Convert every line of the records below into a numbered list, omitting any blank lines.

(Recorded data)
..........
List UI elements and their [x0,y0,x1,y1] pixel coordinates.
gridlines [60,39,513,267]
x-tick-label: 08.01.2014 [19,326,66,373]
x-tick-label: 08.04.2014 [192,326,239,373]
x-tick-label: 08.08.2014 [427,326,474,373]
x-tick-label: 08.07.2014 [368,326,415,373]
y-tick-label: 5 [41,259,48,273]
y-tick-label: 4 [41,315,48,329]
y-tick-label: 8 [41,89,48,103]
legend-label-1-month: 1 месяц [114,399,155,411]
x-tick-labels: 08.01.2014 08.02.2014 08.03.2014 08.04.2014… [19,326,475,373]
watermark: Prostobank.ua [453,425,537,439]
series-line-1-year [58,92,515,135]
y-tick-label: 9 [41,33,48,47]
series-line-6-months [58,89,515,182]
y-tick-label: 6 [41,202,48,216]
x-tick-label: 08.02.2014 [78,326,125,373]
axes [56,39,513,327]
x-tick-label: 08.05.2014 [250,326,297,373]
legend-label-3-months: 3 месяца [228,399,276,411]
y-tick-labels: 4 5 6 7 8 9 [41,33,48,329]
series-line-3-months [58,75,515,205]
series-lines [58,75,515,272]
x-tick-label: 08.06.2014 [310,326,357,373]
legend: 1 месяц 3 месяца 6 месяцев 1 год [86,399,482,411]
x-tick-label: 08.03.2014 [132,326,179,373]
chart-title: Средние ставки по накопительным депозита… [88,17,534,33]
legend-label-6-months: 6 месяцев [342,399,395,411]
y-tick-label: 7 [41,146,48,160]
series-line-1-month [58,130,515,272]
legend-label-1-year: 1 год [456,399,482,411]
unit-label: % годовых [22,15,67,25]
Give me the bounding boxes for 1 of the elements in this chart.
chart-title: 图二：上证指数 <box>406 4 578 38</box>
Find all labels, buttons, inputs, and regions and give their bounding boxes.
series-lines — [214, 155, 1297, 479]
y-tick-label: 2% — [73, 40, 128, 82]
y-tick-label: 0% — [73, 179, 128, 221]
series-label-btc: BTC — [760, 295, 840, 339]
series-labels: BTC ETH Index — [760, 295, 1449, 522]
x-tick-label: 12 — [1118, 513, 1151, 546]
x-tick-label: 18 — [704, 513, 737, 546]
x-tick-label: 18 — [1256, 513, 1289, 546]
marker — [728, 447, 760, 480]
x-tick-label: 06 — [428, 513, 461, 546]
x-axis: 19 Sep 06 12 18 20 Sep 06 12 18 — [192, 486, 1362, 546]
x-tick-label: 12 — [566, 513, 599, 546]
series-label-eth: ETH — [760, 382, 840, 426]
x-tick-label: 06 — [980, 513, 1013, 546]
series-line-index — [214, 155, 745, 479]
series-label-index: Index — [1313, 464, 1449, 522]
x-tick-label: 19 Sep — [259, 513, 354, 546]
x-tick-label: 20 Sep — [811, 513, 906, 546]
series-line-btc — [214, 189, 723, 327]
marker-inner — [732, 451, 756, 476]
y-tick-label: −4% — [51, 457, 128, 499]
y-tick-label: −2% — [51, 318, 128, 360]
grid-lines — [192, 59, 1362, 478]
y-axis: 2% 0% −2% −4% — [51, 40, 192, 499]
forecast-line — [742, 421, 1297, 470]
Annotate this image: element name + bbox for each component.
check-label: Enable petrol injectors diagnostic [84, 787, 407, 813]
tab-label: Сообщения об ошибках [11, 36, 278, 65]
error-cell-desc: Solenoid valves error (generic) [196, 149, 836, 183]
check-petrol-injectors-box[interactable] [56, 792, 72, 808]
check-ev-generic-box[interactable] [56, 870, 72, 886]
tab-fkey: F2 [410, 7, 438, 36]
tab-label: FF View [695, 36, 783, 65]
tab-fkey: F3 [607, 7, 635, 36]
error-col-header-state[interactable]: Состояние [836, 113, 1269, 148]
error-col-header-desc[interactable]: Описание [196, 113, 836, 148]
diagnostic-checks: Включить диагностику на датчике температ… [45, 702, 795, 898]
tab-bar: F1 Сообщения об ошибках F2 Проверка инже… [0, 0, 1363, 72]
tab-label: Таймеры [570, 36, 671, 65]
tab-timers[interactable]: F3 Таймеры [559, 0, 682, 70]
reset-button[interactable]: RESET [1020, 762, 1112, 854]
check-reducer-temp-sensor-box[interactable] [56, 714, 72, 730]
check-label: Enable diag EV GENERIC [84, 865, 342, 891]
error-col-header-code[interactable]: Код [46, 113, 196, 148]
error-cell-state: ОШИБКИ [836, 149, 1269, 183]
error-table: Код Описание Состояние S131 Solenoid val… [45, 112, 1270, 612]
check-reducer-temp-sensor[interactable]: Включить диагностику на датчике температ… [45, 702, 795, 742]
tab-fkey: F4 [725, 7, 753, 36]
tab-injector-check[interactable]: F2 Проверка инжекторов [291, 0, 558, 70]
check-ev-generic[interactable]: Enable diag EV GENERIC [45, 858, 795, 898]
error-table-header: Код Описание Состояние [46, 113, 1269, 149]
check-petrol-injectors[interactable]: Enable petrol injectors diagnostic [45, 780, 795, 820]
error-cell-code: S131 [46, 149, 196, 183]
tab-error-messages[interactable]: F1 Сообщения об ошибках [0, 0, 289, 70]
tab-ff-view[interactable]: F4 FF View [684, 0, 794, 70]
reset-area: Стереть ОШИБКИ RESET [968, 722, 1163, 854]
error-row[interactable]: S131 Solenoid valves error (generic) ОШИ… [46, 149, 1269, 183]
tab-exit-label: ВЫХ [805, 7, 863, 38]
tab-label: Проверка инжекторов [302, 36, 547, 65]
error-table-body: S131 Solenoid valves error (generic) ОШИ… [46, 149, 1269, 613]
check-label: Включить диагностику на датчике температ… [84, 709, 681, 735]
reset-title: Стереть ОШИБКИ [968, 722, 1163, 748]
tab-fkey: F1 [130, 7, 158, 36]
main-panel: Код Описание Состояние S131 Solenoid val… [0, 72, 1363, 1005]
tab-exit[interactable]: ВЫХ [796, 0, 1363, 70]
..........
- **SOLUTION FOR THIS TASK**:
1. List UI elements and their [x0,y0,x1,y1] pixel coordinates.
2. gridlines [60,39,513,267]
3. x-tick-label: 08.01.2014 [19,326,66,373]
4. x-tick-label: 08.04.2014 [192,326,239,373]
5. x-tick-label: 08.08.2014 [427,326,474,373]
6. x-tick-label: 08.07.2014 [368,326,415,373]
7. y-tick-label: 5 [41,259,48,273]
8. y-tick-label: 4 [41,315,48,329]
9. y-tick-label: 8 [41,89,48,103]
10. legend-label-1-month: 1 месяц [114,399,155,411]
11. x-tick-labels: 08.01.2014 08.02.2014 08.03.2014 08.04.2014… [19,326,475,373]
12. watermark: Prostobank.ua [453,425,537,439]
13. series-line-1-year [58,92,515,135]
14. y-tick-label: 9 [41,33,48,47]
15. series-line-6-months [58,89,515,182]
16. y-tick-label: 6 [41,202,48,216]
17. x-tick-label: 08.02.2014 [78,326,125,373]
18. axes [56,39,513,327]
19. x-tick-label: 08.05.2014 [250,326,297,373]
20. legend-label-3-months: 3 месяца [228,399,276,411]
21. y-tick-labels: 4 5 6 7 8 9 [41,33,48,329]
22. series-line-3-months [58,75,515,205]
23. series-lines [58,75,515,272]
24. x-tick-label: 08.06.2014 [310,326,357,373]
25. legend: 1 месяц 3 месяца 6 месяцев 1 год [86,399,482,411]
26. x-tick-label: 08.03.2014 [132,326,179,373]
27. chart-title: Средние ставки по накопительным депозита… [88,17,534,33]
28. legend-label-6-months: 6 месяцев [342,399,395,411]
29. y-tick-label: 7 [41,146,48,160]
30. series-line-1-month [58,130,515,272]
31. legend-label-1-year: 1 год [456,399,482,411]
32. unit-label: % годовых [22,15,67,25]
33. Give me the bounding boxes for 1 of the elements in this chart.
34. chart-title: 图二：上证指数 <box>406 4 578 38</box>
35. Find all labels, buttons, inputs, and regions and give their bounding boxes.
36. series-lines — [214, 155, 1297, 479]
37. y-tick-label: 2% — [73, 40, 128, 82]
38. y-tick-label: 0% — [73, 179, 128, 221]
39. series-label-btc: BTC — [760, 295, 840, 339]
40. series-labels: BTC ETH Index — [760, 295, 1449, 522]
41. x-tick-label: 12 — [1118, 513, 1151, 546]
42. x-tick-label: 18 — [704, 513, 737, 546]
43. x-tick-label: 18 — [1256, 513, 1289, 546]
44. marker — [728, 447, 760, 480]
45. x-tick-label: 06 — [428, 513, 461, 546]
46. x-axis: 19 Sep 06 12 18 20 Sep 06 12 18 — [192, 486, 1362, 546]
47. x-tick-label: 12 — [566, 513, 599, 546]
48. series-label-eth: ETH — [760, 382, 840, 426]
49. x-tick-label: 06 — [980, 513, 1013, 546]
50. series-line-index — [214, 155, 745, 479]
51. series-label-index: Index — [1313, 464, 1449, 522]
52. x-tick-label: 19 Sep — [259, 513, 354, 546]
53. x-tick-label: 20 Sep — [811, 513, 906, 546]
54. series-line-btc — [214, 189, 723, 327]
55. marker-inner — [732, 451, 756, 476]
56. y-tick-label: −4% — [51, 457, 128, 499]
57. y-tick-label: −2% — [51, 318, 128, 360]
58. grid-lines — [192, 59, 1362, 478]
59. y-axis: 2% 0% −2% −4% — [51, 40, 192, 499]
60. forecast-line — [742, 421, 1297, 470]
61. Annotate this image: element name + bbox for each component.
62. check-label: Enable petrol injectors diagnostic [84, 787, 407, 813]
63. tab-label: Сообщения об ошибках [11, 36, 278, 65]
64. error-cell-desc: Solenoid valves error (generic) [196, 149, 836, 183]
65. check-petrol-injectors-box[interactable] [56, 792, 72, 808]
66. check-ev-generic-box[interactable] [56, 870, 72, 886]
67. tab-fkey: F2 [410, 7, 438, 36]
68. tab-label: FF View [695, 36, 783, 65]
69. tab-fkey: F3 [607, 7, 635, 36]
70. error-col-header-state[interactable]: Состояние [836, 113, 1269, 148]
71. error-col-header-desc[interactable]: Описание [196, 113, 836, 148]
72. diagnostic-checks: Включить диагностику на датчике температ… [45, 702, 795, 898]
73. tab-bar: F1 Сообщения об ошибках F2 Проверка инже… [0, 0, 1363, 72]
74. tab-label: Таймеры [570, 36, 671, 65]
75. tab-timers[interactable]: F3 Таймеры [559, 0, 682, 70]
76. reset-button[interactable]: RESET [1020, 762, 1112, 854]
77. check-reducer-temp-sensor-box[interactable] [56, 714, 72, 730]
78. check-label: Enable diag EV GENERIC [84, 865, 342, 891]
79. error-col-header-code[interactable]: Код [46, 113, 196, 148]
80. error-cell-state: ОШИБКИ [836, 149, 1269, 183]
81. error-table: Код Описание Состояние S131 Solenoid val… [45, 112, 1270, 612]
82. check-reducer-temp-sensor[interactable]: Включить диагностику на датчике температ… [45, 702, 795, 742]
83. tab-fkey: F4 [725, 7, 753, 36]
84. tab-injector-check[interactable]: F2 Проверка инжекторов [291, 0, 558, 70]
85. check-ev-generic[interactable]: Enable diag EV GENERIC [45, 858, 795, 898]
86. error-table-header: Код Описание Состояние [46, 113, 1269, 149]
87. check-petrol-injectors[interactable]: Enable petrol injectors diagnostic [45, 780, 795, 820]
88. error-cell-code: S131 [46, 149, 196, 183]
89. tab-error-messages[interactable]: F1 Сообщения об ошибках [0, 0, 289, 70]
90. tab-ff-view[interactable]: F4 FF View [684, 0, 794, 70]
91. reset-area: Стереть ОШИБКИ RESET [968, 722, 1163, 854]
92. error-row[interactable]: S131 Solenoid valves error (generic) ОШИ… [46, 149, 1269, 183]
93. tab-exit-label: ВЫХ [805, 7, 863, 38]
94. tab-label: Проверка инжекторов [302, 36, 547, 65]
95. error-table-body: S131 Solenoid valves error (generic) ОШИ… [46, 149, 1269, 613]
96. check-label: Включить диагностику на датчике температ… [84, 709, 681, 735]
97. reset-title: Стереть ОШИБКИ [968, 722, 1163, 748]
98. tab-fkey: F1 [130, 7, 158, 36]
99. main-panel: Код Описание Состояние S131 Solenoid val… [0, 72, 1363, 1005]
100. tab-exit[interactable]: ВЫХ [796, 0, 1363, 70]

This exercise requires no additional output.